-- START LISTED RECORDS --

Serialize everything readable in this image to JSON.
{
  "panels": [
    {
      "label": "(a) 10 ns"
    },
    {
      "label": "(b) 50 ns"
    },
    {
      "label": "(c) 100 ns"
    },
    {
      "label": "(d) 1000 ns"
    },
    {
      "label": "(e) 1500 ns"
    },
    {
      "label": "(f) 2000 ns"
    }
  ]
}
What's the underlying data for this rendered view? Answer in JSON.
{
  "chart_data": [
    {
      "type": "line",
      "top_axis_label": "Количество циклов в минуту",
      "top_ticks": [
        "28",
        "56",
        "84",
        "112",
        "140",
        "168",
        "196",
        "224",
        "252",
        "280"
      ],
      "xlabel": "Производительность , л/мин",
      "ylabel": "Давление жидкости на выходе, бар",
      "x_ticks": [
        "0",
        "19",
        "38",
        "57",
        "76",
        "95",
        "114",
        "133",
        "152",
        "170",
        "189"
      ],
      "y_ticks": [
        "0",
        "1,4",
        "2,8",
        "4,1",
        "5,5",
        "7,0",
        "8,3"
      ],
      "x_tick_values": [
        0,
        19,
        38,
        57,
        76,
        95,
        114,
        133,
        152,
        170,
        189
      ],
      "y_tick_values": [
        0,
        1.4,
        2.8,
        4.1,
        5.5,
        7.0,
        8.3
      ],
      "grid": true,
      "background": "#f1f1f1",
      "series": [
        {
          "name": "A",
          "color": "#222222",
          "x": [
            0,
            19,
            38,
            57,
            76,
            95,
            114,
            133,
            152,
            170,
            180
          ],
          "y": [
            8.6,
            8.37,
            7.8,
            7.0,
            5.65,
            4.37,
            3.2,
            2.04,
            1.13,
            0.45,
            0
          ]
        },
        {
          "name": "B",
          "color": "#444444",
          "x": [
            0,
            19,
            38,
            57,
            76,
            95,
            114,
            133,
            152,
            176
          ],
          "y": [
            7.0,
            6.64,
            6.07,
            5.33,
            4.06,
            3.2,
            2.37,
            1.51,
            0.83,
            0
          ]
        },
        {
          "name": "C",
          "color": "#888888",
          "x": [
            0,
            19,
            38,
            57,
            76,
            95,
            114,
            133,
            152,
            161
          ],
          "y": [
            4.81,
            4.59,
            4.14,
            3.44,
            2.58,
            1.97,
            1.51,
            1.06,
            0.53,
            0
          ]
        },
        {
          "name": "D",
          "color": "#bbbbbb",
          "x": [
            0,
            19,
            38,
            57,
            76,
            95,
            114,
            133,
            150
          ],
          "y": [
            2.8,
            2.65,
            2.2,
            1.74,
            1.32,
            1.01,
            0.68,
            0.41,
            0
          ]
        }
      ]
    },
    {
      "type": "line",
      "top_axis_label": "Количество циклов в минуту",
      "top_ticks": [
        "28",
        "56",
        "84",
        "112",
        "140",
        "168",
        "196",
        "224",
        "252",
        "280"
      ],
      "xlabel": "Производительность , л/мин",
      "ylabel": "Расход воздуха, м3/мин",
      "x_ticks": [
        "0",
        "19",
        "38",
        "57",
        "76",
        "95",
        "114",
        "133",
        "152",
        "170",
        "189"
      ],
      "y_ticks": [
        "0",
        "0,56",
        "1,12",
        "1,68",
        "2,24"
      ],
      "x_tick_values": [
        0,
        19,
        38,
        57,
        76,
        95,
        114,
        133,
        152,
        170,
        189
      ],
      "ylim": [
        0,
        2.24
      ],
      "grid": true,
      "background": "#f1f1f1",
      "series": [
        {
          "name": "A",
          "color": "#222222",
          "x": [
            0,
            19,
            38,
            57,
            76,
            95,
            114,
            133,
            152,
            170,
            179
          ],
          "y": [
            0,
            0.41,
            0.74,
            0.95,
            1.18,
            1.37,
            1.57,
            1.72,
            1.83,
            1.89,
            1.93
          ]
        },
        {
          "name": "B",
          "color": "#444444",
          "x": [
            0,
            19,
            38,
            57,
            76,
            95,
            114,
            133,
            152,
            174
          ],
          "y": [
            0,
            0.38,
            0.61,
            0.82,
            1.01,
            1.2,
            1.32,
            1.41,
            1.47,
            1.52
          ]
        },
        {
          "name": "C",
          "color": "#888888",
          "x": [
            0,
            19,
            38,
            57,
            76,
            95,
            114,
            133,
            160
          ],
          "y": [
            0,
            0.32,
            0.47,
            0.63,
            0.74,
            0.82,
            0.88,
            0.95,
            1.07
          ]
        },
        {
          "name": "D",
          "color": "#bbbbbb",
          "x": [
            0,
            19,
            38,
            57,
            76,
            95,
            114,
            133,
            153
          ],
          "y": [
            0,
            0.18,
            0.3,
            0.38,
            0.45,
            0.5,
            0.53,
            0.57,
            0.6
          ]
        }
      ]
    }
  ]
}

-- END LISTED RECORDS --

WHAT YOU ARE ASKED TO DO —
Repeat the whole listing exactly, keeping every line intact.

TASK ANSWER —
Serialize everything readable in this image to JSON.
{
  "panels": [
    {
      "label": "(a) 10 ns"
    },
    {
      "label": "(b) 50 ns"
    },
    {
      "label": "(c) 100 ns"
    },
    {
      "label": "(d) 1000 ns"
    },
    {
      "label": "(e) 1500 ns"
    },
    {
      "label": "(f) 2000 ns"
    }
  ]
}
What's the underlying data for this rendered view? Answer in JSON.
{
  "chart_data": [
    {
      "type": "line",
      "top_axis_label": "Количество циклов в минуту",
      "top_ticks": [
        "28",
        "56",
        "84",
        "112",
        "140",
        "168",
        "196",
        "224",
        "252",
        "280"
      ],
      "xlabel": "Производительность , л/мин",
      "ylabel": "Давление жидкости на выходе, бар",
      "x_ticks": [
        "0",
        "19",
        "38",
        "57",
        "76",
        "95",
        "114",
        "133",
        "152",
        "170",
        "189"
      ],
      "y_ticks": [
        "0",
        "1,4",
        "2,8",
        "4,1",
        "5,5",
        "7,0",
        "8,3"
      ],
      "x_tick_values": [
        0,
        19,
        38,
        57,
        76,
        95,
        114,
        133,
        152,
        170,
        189
      ],
      "y_tick_values": [
        0,
        1.4,
        2.8,
        4.1,
        5.5,
        7.0,
        8.3
      ],
      "grid": true,
      "background": "#f1f1f1",
      "series": [
        {
          "name": "A",
          "color": "#222222",
          "x": [
            0,
            19,
            38,
            57,
            76,
            95,
            114,
            133,
            152,
            170,
            180
          ],
          "y": [
            8.6,
            8.37,
            7.8,
            7.0,
            5.65,
            4.37,
            3.2,
            2.04,
            1.13,
            0.45,
            0
          ]
        },
        {
          "name": "B",
          "color": "#444444",
          "x": [
            0,
            19,
            38,
            57,
            76,
            95,
            114,
            133,
            152,
            176
          ],
          "y": [
            7.0,
            6.64,
            6.07,
            5.33,
            4.06,
            3.2,
            2.37,
            1.51,
            0.83,
            0
          ]
        },
        {
          "name": "C",
          "color": "#888888",
          "x": [
            0,
            19,
            38,
            57,
            76,
            95,
            114,
            133,
            152,
            161
          ],
          "y": [
            4.81,
            4.59,
            4.14,
            3.44,
            2.58,
            1.97,
            1.51,
            1.06,
            0.53,
            0
          ]
        },
        {
          "name": "D",
          "color": "#bbbbbb",
          "x": [
            0,
            19,
            38,
            57,
            76,
            95,
            114,
            133,
            150
          ],
          "y": [
            2.8,
            2.65,
            2.2,
            1.74,
            1.32,
            1.01,
            0.68,
            0.41,
            0
          ]
        }
      ]
    },
    {
      "type": "line",
      "top_axis_label": "Количество циклов в минуту",
      "top_ticks": [
        "28",
        "56",
        "84",
        "112",
        "140",
        "168",
        "196",
        "224",
        "252",
        "280"
      ],
      "xlabel": "Производительность , л/мин",
      "ylabel": "Расход воздуха, м3/мин",
      "x_ticks": [
        "0",
        "19",
        "38",
        "57",
        "76",
        "95",
        "114",
        "133",
        "152",
        "170",
        "189"
      ],
      "y_ticks": [
        "0",
        "0,56",
        "1,12",
        "1,68",
        "2,24"
      ],
      "x_tick_values": [
        0,
        19,
        38,
        57,
        76,
        95,
        114,
        133,
        152,
        170,
        189
      ],
      "ylim": [
        0,
        2.24
      ],
      "grid": true,
      "background": "#f1f1f1",
      "series": [
        {
          "name": "A",
          "color": "#222222",
          "x": [
            0,
            19,
            38,
            57,
            76,
            95,
            114,
            133,
            152,
            170,
            179
          ],
          "y": [
            0,
            0.41,
            0.74,
            0.95,
            1.18,
            1.37,
            1.57,
            1.72,
            1.83,
            1.89,
            1.93
          ]
        },
        {
          "name": "B",
          "color": "#444444",
          "x": [
            0,
            19,
            38,
            57,
            76,
            95,
            114,
            133,
            152,
            174
          ],
          "y": [
            0,
            0.38,
            0.61,
            0.82,
            1.01,
            1.2,
            1.32,
            1.41,
            1.47,
            1.52
          ]
        },
        {
          "name": "C",
          "color": "#888888",
          "x": [
            0,
            19,
            38,
            57,
            76,
            95,
            114,
            133,
            160
          ],
          "y": [
            0,
            0.32,
            0.47,
            0.63,
            0.74,
            0.82,
            0.88,
            0.95,
            1.07
          ]
        },
        {
          "name": "D",
          "color": "#bbbbbb",
          "x": [
            0,
            19,
            38,
            57,
            76,
            95,
            114,
            133,
            153
          ],
          "y": [
            0,
            0.18,
            0.3,
            0.38,
            0.45,
            0.5,
            0.53,
            0.57,
            0.6
          ]
        }
      ]
    }
  ]
}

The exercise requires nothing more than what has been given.